Source document
>>

# Marty!!!!!!!!



## ericschevy (Nov 10, 2006)

Where are ya buddy? I miss ya...:hug:


----------



## Marty (Dec 10, 2005)

I been missing you too, I hope we can get together soon man, we need each other right now you know?

You women make your own thread and stay out of ours!


----------



## ericschevy (Nov 10, 2006)

I need someone to hug! These damn women yunno?


----------



## Roxy_Nie (Oct 10, 2008)

But I wanna watch.....LMAO


----------



## Sadie (Jun 18, 2008)

Oh my god lmfao .... Marty didn't you learn from the last but whooping heheheh


----------



## Marty (Dec 10, 2005)

I'm here for ya man, what ever you need I can do, ya hear me man!

We really don't need women to live


----------



## ericschevy (Nov 10, 2006)

<<

Directions
1) Reproduce the part of the forum thread that starts at "## Sadie (Jun" and ends at "hear me man!".
2) Arrange the lines of the rows below as a numbered list, leaving out any blank lines.

Record excerpts
>>

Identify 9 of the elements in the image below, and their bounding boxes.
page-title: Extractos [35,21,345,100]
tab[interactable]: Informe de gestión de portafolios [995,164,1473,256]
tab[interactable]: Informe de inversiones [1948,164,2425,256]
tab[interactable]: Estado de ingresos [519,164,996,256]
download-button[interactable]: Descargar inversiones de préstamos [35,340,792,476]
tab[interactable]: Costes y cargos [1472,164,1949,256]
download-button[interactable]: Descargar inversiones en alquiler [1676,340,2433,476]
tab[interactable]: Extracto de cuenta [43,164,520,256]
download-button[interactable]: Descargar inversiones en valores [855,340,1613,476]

<<

Exercise answers
1)
## Sadie (Jun 18, 2008)

Oh my god lmfao .... Marty didn't you learn from the last but whooping heheheh


----------



## Marty (Dec 10, 2005)

I'm here for ya man, what ever you need I can do, ya hear me man!

2)
1. Identify 9 of the elements in the image below, and their bounding boxes.
2. page-title: Extractos [35,21,345,100]
3. tab[interactable]: Informe de gestión de portafolios [995,164,1473,256]
4. tab[interactable]: Informe de inversiones [1948,164,2425,256]
5. tab[interactable]: Estado de ingresos [519,164,996,256]
6. download-button[interactable]: Descargar inversiones de préstamos [35,340,792,476]
7. tab[interactable]: Costes y cargos [1472,164,1949,256]
8. download-button[interactable]: Descargar inversiones en alquiler [1676,340,2433,476]
9. tab[interactable]: Extracto de cuenta [43,164,520,256]
10. download-button[interactable]: Descargar inversiones en valores [855,340,1613,476]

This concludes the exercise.